## Problem 1
In the text on melting vessels, rewrite the passage starting with "A problem of" and going on through "the known arts.", putting "discharge port" in place of "outlet port".
## Problem 2
In the text on melting vessels, what is the lid that closes the bottom opening of the vessel body made of?

## Reading text

** start **

A problem of the known art is that the known melting vessels do not have any means for adjusting the size of the molten metal outlet port formed in the vessel bottom. Thus, the vessels could not be stably used in the gas atomizing method.

SUMMARY OF THE INVENTION

Accordingly, it is a primary object of the invention to overcome the above-described problem of the known arts.

It is also an object of the present invention to provide an apparatus which, by employing a vessel, produces powder of a high-purity metal with a high degree of uniformity of the particle size.

It is a further object of the invention to provide a method of producing a melting vessel in a secure and economic way.

The above objects are solved by an apparatus having the features of claim 1 and a method having the features of claim 7 respectively. Preferred embodiments are defined in the respective dependant sub-claims.

According to a preferred embodiment of the present invention, a vessel for melting a high-purity metal comprises a vessel body provided with a cooling jacket and with an opening of a predetermined size formed in the bottom thereof, and a lid made of the same material as the high-purity metal to be molten and closing the bottom opening of the vessel body.

According to another preferred embodiment of the present invention, there is provided an apparatus for melting a high-purity metal, including: a melting vessel having a vessel body provided with an opening of a predetermined size formed in the bottom thereof, and a lid made of the same material as the high-purity metal to be molten and closing the bottom opening of the vessel body; a cooling system for cooling the inner surface region of the vessel body; a beam generating device; a measuring device for measuring the size of an output port formed in the lid and an analyzer; and a control device which controls one or both of the beam output power of the beam generating device and the rate of cooling effected by the cooling system in accordance with the output from the measuring device.

The above and other objects, features and advantages of the present invention will become clear from the following description of the preferred embodiments when the same is read in conjunction with the accompanying drawings.

BRIEF DESCRIPTION OF THE DRAWINGS

Fig. 1 is a schematic illustration of an embodiment of the melting vessel in accordance with the present invention;

Fig. 2 is a schematic illustration of a method for producing a melting vessel of the type shown in Fig. 1;

Fig. 3 is an illustration of the melting vessel in the state of use;

Fig. 4 is an illustration of an embodiment of a powder producing apparatus in accordance with the present invention; and

Fig. 5 is an illustration of another embodiment of the powder production apparatus.

F ig.6. is an illustration of the particle distribution between the sample of the invention and the conventional sample powder.

** end **

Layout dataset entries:
** start **

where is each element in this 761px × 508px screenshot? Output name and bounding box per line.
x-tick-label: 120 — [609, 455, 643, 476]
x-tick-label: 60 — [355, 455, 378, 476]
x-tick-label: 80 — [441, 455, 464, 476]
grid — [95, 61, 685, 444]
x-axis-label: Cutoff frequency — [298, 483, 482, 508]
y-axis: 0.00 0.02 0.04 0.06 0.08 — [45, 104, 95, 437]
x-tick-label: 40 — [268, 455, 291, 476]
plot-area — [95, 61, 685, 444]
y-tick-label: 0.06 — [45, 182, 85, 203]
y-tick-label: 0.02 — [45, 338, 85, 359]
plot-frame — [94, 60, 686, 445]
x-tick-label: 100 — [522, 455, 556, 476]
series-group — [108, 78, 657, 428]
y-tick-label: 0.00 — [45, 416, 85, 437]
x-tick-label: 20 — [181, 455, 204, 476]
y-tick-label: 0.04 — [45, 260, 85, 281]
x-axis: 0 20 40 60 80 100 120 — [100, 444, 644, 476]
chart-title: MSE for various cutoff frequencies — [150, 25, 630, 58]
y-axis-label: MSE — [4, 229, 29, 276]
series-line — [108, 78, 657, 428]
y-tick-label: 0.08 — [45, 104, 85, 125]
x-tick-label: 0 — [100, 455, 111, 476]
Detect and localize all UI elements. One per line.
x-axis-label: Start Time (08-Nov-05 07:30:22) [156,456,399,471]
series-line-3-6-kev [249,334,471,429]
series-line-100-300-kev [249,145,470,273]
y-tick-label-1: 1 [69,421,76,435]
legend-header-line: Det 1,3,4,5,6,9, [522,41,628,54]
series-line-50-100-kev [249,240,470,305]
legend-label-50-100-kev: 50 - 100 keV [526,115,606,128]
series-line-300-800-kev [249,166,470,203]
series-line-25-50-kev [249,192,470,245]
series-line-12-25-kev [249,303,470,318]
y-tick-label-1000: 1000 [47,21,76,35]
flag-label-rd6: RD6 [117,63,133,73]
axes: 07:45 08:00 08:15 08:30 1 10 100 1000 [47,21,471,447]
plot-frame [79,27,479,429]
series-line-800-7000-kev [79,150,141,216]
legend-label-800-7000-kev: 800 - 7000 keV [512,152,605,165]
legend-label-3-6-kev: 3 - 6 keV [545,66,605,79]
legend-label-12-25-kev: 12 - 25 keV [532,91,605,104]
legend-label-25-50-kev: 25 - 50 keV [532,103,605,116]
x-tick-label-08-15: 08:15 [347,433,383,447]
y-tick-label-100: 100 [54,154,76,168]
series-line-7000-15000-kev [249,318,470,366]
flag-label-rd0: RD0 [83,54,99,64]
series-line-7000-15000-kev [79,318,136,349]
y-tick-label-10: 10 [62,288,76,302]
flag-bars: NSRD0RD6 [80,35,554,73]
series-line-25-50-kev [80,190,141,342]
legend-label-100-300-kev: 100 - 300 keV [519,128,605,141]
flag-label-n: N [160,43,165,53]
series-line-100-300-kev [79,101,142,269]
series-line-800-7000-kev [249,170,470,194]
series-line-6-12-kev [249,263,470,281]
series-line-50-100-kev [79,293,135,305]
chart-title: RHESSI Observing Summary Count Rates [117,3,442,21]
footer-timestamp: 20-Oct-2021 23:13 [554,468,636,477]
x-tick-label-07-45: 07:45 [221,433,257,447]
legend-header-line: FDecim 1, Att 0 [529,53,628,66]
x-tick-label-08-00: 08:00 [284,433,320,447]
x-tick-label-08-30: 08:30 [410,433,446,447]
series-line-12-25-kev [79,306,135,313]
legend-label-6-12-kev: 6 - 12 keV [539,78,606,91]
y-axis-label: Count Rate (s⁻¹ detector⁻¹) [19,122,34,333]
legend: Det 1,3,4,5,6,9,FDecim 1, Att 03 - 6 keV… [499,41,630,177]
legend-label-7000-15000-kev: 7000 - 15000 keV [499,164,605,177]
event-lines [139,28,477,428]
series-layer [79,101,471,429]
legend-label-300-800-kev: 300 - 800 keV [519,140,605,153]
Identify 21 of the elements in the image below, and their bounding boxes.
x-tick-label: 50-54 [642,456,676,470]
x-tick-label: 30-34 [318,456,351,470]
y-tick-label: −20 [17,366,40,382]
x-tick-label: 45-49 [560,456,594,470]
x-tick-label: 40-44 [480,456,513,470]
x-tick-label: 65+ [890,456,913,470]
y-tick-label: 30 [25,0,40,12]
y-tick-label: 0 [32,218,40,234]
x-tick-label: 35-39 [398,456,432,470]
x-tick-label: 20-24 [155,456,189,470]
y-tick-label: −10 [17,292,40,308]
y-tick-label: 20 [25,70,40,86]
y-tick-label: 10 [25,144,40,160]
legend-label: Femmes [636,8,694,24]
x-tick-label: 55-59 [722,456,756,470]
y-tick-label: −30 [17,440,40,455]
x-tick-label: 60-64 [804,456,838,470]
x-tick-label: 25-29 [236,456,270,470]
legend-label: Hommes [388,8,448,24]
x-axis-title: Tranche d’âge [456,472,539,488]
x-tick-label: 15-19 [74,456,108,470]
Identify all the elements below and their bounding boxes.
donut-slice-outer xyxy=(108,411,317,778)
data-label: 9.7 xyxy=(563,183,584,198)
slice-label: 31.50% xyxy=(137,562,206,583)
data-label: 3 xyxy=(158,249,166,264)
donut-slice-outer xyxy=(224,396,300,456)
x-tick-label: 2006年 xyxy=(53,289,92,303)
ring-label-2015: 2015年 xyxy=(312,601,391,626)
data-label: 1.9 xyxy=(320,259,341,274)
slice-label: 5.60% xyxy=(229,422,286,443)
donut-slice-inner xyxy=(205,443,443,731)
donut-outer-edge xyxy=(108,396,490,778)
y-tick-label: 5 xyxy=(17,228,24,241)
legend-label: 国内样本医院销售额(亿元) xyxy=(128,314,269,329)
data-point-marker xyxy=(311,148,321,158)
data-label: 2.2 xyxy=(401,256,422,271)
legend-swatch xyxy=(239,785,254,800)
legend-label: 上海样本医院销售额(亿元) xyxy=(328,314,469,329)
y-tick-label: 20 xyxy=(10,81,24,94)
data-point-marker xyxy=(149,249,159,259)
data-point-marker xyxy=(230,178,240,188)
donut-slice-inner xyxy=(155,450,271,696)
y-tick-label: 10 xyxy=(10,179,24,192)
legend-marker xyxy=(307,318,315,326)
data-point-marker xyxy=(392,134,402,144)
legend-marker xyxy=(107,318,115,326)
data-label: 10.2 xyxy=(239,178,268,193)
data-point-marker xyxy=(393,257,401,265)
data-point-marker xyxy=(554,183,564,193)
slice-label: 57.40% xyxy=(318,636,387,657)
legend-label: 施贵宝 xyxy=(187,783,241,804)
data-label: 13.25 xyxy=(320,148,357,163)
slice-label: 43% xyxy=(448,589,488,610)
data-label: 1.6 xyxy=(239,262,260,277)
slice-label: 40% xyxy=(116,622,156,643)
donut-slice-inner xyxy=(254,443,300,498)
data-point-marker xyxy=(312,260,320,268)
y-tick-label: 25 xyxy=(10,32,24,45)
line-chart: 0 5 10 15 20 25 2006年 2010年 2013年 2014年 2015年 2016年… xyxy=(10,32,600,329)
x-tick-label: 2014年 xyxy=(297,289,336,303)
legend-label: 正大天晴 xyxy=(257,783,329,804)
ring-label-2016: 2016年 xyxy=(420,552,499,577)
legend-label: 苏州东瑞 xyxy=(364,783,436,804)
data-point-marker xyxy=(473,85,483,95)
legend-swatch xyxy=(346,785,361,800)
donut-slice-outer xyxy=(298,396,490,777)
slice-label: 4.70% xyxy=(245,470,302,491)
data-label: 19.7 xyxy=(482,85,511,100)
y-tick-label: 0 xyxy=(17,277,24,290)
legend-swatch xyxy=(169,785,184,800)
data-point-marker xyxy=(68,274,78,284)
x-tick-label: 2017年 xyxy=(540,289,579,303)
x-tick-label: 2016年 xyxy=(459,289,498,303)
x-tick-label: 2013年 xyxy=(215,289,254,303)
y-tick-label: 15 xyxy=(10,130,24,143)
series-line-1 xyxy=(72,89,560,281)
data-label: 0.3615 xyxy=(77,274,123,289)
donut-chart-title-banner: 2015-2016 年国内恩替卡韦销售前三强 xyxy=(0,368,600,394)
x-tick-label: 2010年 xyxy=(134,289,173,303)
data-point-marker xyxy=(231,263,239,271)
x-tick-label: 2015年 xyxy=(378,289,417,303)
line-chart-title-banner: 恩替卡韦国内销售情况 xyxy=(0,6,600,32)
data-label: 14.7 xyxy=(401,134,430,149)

** end **

## Output 1
A problem of the known art is that the known melting vessels do not have any means for adjusting the size of the molten metal discharge port formed in the vessel bottom. Thus, the vessels could not be stably used in the gas atomizing method.

SUMMARY OF THE INVENTION

Accordingly, it is a primary object of the invention to overcome the above-described problem of the known arts.

## Output 2
The same material as the high-purity metal to be molten.